= WHAT THE TASK ASKS =
Write out every line below that includes the word "screenshot".

= PROVIDED ENTRIES =

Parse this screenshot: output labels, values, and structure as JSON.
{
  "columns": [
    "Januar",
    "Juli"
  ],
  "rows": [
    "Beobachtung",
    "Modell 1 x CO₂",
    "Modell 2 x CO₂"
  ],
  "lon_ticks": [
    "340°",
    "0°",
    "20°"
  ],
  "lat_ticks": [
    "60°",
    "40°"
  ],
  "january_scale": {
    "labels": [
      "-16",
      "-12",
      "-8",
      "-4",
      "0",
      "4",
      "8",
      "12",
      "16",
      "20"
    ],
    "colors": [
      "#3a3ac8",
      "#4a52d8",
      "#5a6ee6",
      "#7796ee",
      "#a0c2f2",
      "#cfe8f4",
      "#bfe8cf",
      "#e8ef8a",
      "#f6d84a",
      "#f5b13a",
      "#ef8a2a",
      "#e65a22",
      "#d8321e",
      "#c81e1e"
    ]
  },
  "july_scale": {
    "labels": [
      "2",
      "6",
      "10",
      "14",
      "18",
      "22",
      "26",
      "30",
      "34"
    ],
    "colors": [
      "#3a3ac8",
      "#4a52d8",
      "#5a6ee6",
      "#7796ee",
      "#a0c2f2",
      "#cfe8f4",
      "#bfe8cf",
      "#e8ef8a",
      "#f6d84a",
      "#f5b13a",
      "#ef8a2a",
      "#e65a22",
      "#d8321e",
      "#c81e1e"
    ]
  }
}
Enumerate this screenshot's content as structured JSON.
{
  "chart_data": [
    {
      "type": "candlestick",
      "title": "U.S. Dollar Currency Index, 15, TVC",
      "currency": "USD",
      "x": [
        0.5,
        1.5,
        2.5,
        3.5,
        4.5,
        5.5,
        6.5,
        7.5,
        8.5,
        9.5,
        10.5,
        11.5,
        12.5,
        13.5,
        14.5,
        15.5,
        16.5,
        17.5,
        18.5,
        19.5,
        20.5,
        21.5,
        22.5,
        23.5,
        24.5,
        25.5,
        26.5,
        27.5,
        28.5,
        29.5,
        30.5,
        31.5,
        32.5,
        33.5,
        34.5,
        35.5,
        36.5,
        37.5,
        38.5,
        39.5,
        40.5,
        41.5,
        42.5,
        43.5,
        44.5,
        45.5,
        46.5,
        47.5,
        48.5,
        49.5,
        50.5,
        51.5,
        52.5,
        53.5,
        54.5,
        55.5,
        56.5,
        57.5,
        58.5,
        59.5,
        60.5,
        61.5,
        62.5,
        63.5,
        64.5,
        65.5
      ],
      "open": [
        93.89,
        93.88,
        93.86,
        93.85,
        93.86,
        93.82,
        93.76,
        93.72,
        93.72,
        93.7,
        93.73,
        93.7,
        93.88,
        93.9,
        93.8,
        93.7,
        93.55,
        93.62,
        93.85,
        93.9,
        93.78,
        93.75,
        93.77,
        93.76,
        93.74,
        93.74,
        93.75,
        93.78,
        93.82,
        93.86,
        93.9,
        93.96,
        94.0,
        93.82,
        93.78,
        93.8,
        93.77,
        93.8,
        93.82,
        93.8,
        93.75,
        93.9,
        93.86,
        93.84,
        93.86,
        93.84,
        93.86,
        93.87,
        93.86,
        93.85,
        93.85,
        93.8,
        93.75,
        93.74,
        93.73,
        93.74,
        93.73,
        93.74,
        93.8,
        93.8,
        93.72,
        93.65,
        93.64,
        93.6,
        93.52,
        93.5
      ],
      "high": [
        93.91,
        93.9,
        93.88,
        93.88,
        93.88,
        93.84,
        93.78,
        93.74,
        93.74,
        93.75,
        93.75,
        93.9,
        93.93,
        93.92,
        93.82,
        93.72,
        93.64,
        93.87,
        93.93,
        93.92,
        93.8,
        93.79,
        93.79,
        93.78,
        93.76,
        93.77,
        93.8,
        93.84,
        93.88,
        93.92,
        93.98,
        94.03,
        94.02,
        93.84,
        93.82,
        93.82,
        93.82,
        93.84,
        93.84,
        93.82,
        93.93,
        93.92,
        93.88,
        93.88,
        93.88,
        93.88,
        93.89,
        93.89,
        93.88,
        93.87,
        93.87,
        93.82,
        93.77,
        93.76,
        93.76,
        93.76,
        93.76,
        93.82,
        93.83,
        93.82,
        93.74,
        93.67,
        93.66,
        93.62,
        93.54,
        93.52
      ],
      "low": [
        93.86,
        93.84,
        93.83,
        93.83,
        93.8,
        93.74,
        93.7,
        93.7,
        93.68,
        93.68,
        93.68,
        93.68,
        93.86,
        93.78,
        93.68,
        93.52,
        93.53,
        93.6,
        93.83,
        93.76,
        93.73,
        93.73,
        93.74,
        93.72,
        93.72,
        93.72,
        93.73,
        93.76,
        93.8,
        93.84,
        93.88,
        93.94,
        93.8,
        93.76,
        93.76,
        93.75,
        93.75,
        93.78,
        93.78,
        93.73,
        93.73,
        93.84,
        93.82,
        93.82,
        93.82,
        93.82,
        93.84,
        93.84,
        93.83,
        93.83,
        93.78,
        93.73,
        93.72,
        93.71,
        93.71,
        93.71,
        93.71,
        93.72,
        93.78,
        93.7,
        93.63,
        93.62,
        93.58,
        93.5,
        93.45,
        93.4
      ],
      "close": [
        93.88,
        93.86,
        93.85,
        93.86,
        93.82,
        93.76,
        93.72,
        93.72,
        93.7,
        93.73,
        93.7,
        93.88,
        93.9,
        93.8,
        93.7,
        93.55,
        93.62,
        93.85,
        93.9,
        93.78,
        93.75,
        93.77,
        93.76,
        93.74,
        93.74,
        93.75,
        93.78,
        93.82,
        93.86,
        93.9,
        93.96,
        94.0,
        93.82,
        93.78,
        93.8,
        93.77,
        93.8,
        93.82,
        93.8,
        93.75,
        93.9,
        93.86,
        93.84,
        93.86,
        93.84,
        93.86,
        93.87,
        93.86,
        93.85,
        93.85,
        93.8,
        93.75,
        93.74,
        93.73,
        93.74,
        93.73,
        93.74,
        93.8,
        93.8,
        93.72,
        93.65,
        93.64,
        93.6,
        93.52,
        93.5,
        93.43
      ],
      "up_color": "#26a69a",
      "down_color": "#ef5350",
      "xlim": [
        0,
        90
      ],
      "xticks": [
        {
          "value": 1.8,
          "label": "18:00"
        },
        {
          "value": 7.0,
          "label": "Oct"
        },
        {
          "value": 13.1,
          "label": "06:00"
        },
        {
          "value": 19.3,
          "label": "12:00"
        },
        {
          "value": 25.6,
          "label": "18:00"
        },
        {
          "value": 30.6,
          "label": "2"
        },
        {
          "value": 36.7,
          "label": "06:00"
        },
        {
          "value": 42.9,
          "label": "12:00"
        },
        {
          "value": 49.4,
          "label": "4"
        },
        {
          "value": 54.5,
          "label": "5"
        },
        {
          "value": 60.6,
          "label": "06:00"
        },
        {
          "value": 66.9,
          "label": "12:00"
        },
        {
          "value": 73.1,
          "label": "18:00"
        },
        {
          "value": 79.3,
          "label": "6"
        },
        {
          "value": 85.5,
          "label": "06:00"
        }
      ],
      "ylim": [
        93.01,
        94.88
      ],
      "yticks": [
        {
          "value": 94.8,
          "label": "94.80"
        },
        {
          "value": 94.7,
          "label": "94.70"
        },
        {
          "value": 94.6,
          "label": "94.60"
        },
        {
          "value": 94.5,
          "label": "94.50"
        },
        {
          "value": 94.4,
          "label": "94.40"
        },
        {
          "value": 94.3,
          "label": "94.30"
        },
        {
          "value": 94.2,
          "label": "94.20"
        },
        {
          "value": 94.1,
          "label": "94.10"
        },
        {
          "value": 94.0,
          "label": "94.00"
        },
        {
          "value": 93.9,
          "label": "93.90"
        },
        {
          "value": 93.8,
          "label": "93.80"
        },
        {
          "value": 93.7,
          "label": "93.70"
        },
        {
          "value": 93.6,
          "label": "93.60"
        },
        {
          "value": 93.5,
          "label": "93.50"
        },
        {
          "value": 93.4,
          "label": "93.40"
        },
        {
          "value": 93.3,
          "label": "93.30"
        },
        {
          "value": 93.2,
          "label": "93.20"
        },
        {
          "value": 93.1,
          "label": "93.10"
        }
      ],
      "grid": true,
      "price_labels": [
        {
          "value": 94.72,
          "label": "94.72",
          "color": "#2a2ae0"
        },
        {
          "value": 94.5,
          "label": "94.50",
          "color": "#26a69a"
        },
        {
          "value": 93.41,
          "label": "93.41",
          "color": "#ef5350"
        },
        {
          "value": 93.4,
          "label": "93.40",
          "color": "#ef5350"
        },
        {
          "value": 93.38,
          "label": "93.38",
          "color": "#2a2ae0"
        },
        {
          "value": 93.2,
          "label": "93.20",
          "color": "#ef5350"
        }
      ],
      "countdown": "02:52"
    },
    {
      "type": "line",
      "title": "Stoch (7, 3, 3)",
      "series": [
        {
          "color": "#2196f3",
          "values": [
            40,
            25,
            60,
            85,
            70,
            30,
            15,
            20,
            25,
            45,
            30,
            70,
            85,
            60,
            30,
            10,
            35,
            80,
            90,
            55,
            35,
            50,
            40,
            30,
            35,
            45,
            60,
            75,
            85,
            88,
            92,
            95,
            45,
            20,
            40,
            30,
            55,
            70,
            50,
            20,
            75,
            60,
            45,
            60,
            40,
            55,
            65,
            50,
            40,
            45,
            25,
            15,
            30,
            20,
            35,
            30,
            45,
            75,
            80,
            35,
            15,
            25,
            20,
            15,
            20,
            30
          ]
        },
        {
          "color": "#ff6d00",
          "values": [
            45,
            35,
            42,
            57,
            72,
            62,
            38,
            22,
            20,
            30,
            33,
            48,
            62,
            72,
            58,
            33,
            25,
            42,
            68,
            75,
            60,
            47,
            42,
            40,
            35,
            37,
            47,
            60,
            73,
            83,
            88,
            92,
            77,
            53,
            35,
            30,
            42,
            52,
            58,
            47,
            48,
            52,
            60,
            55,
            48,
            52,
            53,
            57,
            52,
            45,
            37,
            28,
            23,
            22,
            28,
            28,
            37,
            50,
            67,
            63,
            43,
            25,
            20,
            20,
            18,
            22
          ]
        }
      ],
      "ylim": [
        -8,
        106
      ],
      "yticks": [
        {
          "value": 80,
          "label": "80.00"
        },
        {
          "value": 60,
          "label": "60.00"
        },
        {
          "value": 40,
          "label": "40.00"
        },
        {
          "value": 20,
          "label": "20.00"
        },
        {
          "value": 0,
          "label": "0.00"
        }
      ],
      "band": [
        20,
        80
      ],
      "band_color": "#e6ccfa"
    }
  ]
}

= FINAL RESULT =
Parse this screenshot: output labels, values, and structure as JSON.
Enumerate this screenshot's content as structured JSON.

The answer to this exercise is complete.